- Goal:
Write out the material again exactly, please, and omit the pictures.
* start *
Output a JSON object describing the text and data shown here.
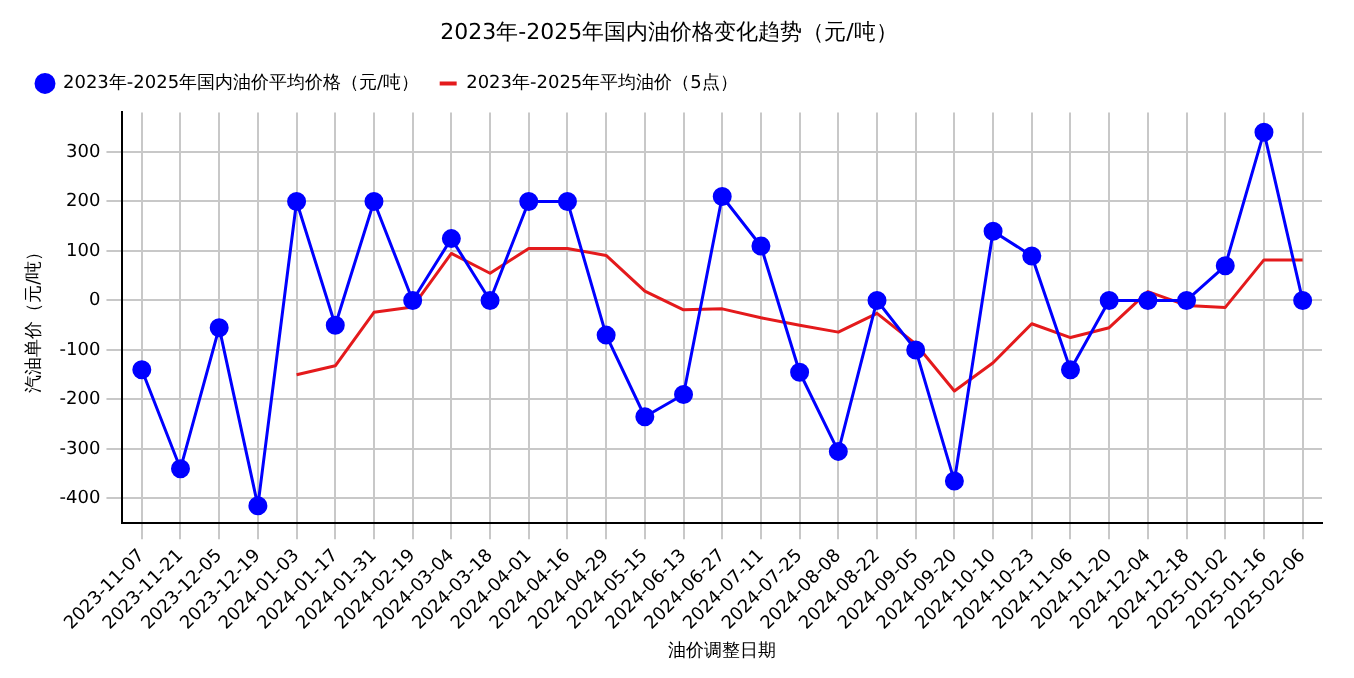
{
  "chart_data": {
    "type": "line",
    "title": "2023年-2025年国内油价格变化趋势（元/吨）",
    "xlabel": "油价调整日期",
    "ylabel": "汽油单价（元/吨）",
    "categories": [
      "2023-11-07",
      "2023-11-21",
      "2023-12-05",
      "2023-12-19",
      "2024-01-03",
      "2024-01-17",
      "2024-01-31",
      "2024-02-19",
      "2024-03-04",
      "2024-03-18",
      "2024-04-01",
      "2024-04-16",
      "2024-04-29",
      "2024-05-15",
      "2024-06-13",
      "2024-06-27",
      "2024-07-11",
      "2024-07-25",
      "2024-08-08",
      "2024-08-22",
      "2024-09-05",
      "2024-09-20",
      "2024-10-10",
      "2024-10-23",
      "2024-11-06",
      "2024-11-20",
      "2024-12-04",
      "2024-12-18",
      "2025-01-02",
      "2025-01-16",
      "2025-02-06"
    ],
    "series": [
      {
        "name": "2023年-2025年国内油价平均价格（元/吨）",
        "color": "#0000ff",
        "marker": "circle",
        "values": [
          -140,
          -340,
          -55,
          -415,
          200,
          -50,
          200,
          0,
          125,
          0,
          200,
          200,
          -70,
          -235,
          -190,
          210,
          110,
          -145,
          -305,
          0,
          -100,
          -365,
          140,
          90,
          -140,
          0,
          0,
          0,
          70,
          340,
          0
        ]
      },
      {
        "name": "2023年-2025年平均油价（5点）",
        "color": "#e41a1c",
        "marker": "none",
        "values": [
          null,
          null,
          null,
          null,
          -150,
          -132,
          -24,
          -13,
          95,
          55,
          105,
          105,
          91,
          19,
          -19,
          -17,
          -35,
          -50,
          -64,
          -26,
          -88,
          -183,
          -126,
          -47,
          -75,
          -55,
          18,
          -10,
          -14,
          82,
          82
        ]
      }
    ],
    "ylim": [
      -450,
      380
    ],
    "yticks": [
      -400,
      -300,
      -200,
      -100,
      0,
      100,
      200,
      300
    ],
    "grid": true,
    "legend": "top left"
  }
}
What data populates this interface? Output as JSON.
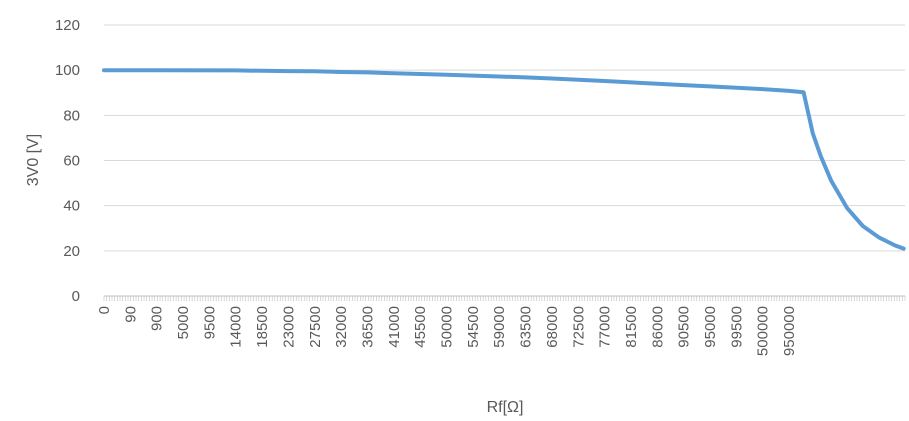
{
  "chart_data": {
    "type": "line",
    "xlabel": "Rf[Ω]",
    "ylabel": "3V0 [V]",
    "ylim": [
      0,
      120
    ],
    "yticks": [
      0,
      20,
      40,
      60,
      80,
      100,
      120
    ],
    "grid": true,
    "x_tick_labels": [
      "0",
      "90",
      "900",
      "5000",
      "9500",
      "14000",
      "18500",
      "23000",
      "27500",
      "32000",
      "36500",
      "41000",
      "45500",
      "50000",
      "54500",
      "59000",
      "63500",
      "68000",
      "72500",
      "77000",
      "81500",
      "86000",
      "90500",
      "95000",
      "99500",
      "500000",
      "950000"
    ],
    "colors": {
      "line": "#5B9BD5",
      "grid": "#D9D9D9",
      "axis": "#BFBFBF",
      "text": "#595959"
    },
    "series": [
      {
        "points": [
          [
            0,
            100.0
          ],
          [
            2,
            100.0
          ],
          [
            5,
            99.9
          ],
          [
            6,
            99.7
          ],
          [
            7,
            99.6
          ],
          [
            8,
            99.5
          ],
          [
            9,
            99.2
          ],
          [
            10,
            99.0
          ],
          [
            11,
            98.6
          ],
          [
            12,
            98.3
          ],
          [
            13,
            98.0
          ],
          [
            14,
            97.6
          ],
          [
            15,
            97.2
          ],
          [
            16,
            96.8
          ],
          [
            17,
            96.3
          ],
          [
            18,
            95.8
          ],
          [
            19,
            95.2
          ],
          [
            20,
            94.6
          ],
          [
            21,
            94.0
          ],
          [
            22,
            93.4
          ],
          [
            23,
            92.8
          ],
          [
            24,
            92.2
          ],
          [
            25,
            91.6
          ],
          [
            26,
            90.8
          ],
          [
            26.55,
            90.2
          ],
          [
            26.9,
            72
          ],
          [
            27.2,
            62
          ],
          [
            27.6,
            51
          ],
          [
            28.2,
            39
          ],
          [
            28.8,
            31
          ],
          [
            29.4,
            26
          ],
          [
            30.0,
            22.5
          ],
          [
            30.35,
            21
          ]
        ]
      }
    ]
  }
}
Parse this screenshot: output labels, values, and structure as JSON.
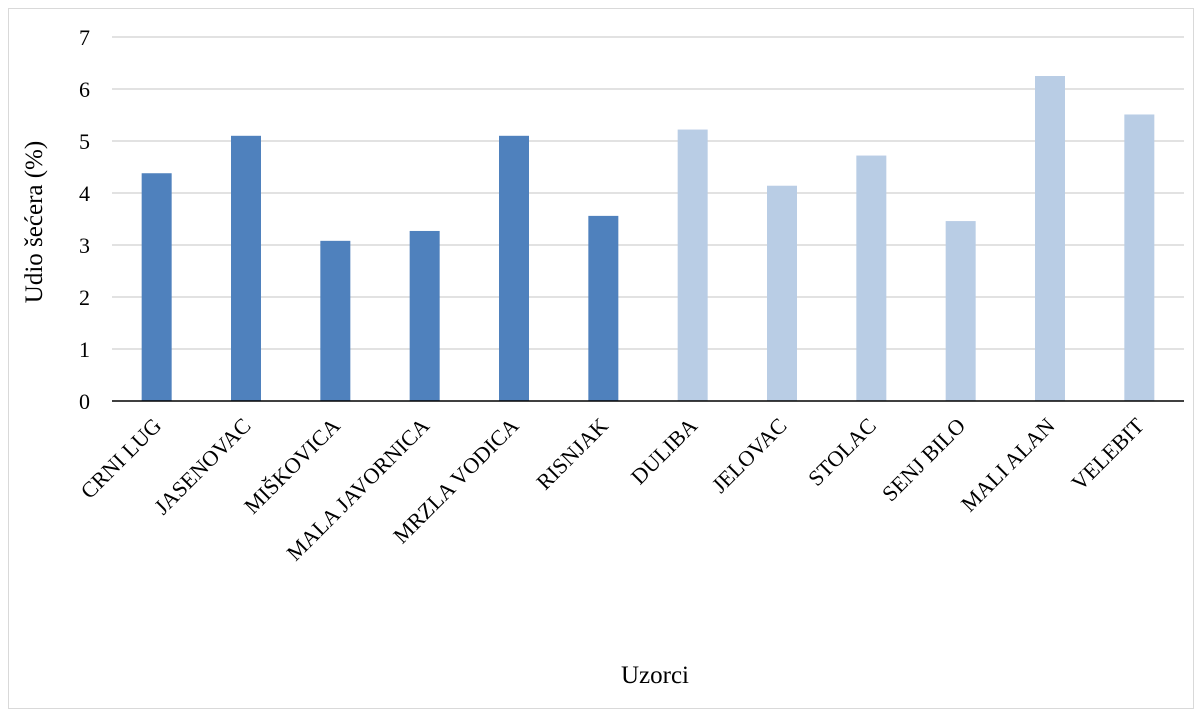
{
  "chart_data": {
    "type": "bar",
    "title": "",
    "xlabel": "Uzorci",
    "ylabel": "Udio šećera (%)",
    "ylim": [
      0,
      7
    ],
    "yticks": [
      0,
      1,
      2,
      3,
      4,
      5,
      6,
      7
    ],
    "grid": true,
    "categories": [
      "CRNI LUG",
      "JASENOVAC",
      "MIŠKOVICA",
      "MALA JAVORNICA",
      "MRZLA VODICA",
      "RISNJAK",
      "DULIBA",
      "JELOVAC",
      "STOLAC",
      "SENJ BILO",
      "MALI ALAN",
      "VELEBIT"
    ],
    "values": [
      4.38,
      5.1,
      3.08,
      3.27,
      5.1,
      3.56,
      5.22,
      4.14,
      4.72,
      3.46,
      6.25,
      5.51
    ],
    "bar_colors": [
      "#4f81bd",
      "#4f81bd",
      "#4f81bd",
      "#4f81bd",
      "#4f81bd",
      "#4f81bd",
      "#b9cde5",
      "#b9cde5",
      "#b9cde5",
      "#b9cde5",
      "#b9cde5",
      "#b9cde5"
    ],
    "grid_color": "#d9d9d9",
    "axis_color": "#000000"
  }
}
* end *
- Problem solution:
Output a JSON object describing the text and data shown here.
{
  "chart_data": {
    "type": "line",
    "title": "2023年-2025年国内油价格变化趋势（元/吨）",
    "xlabel": "油价调整日期",
    "ylabel": "汽油单价（元/吨）",
    "categories": [
      "2023-11-07",
      "2023-11-21",
      "2023-12-05",
      "2023-12-19",
      "2024-01-03",
      "2024-01-17",
      "2024-01-31",
      "2024-02-19",
      "2024-03-04",
      "2024-03-18",
      "2024-04-01",
      "2024-04-16",
      "2024-04-29",
      "2024-05-15",
      "2024-06-13",
      "2024-06-27",
      "2024-07-11",
      "2024-07-25",
      "2024-08-08",
      "2024-08-22",
      "2024-09-05",
      "2024-09-20",
      "2024-10-10",
      "2024-10-23",
      "2024-11-06",
      "2024-11-20",
      "2024-12-04",
      "2024-12-18",
      "2025-01-02",
      "2025-01-16",
      "2025-02-06"
    ],
    "series": [
      {
        "name": "2023年-2025年国内油价平均价格（元/吨）",
        "color": "#0000ff",
        "marker": "circle",
        "values": [
          -140,
          -340,
          -55,
          -415,
          200,
          -50,
          200,
          0,
          125,
          0,
          200,
          200,
          -70,
          -235,
          -190,
          210,
          110,
          -145,
          -305,
          0,
          -100,
          -365,
          140,
          90,
          -140,
          0,
          0,
          0,
          70,
          340,
          0
        ]
      },
      {
        "name": "2023年-2025年平均油价（5点）",
        "color": "#e41a1c",
        "marker": "none",
        "values": [
          null,
          null,
          null,
          null,
          -150,
          -132,
          -24,
          -13,
          95,
          55,
          105,
          105,
          91,
          19,
          -19,
          -17,
          -35,
          -50,
          -64,
          -26,
          -88,
          -183,
          -126,
          -47,
          -75,
          -55,
          18,
          -10,
          -14,
          82,
          82
        ]
      }
    ],
    "ylim": [
      -450,
      380
    ],
    "yticks": [
      -400,
      -300,
      -200,
      -100,
      0,
      100,
      200,
      300
    ],
    "grid": true,
    "legend": "top left"
  }
}
What data populates this interface? Output as JSON.
{
  "chart_data": {
    "type": "line",
    "xlabel": "Rf[Ω]",
    "ylabel": "3V0 [V]",
    "ylim": [
      0,
      120
    ],
    "yticks": [
      0,
      20,
      40,
      60,
      80,
      100,
      120
    ],
    "grid": true,
    "x_tick_labels": [
      "0",
      "90",
      "900",
      "5000",
      "9500",
      "14000",
      "18500",
      "23000",
      "27500",
      "32000",
      "36500",
      "41000",
      "45500",
      "50000",
      "54500",
      "59000",
      "63500",
      "68000",
      "72500",
      "77000",
      "81500",
      "86000",
      "90500",
      "95000",
      "99500",
      "500000",
      "950000"
    ],
    "colors": {
      "line": "#5B9BD5",
      "grid": "#D9D9D9",
      "axis": "#BFBFBF",
      "text": "#595959"
    },
    "series": [
      {
        "points": [
          [
            0,
            100.0
          ],
          [
            2,
            100.0
          ],
          [
            5,
            99.9
          ],
          [
            6,
            99.7
          ],
          [
            7,
            99.6
          ],
          [
            8,
            99.5
          ],
          [
            9,
            99.2
          ],
          [
            10,
            99.0
          ],
          [
            11,
            98.6
          ],
          [
            12,
            98.3
          ],
          [
            13,
            98.0
          ],
          [
            14,
            97.6
          ],
          [
            15,
            97.2
          ],
          [
            16,
            96.8
          ],
          [
            17,
            96.3
          ],
          [
            18,
            95.8
          ],
          [
            19,
            95.2
          ],
          [
            20,
            94.6
          ],
          [
            21,
            94.0
          ],
          [
            22,
            93.4
          ],
          [
            23,
            92.8
          ],
          [
            24,
            92.2
          ],
          [
            25,
            91.6
          ],
          [
            26,
            90.8
          ],
          [
            26.55,
            90.2
          ],
          [
            26.9,
            72
          ],
          [
            27.2,
            62
          ],
          [
            27.6,
            51
          ],
          [
            28.2,
            39
          ],
          [
            28.8,
            31
          ],
          [
            29.4,
            26
          ],
          [
            30.0,
            22.5
          ],
          [
            30.35,
            21
          ]
        ]
      }
    ]
  }
}
Parse this screenshot: output labels, values, and structure as JSON.
{
  "chart_data": {
    "type": "bar",
    "title": "",
    "xlabel": "Uzorci",
    "ylabel": "Udio šećera (%)",
    "ylim": [
      0,
      7
    ],
    "yticks": [
      0,
      1,
      2,
      3,
      4,
      5,
      6,
      7
    ],
    "grid": true,
    "categories": [
      "CRNI LUG",
      "JASENOVAC",
      "MIŠKOVICA",
      "MALA JAVORNICA",
      "MRZLA VODICA",
      "RISNJAK",
      "DULIBA",
      "JELOVAC",
      "STOLAC",
      "SENJ BILO",
      "MALI ALAN",
      "VELEBIT"
    ],
    "values": [
      4.38,
      5.1,
      3.08,
      3.27,
      5.1,
      3.56,
      5.22,
      4.14,
      4.72,
      3.46,
      6.25,
      5.51
    ],
    "bar_colors": [
      "#4f81bd",
      "#4f81bd",
      "#4f81bd",
      "#4f81bd",
      "#4f81bd",
      "#4f81bd",
      "#b9cde5",
      "#b9cde5",
      "#b9cde5",
      "#b9cde5",
      "#b9cde5",
      "#b9cde5"
    ],
    "grid_color": "#d9d9d9",
    "axis_color": "#000000"
  }
}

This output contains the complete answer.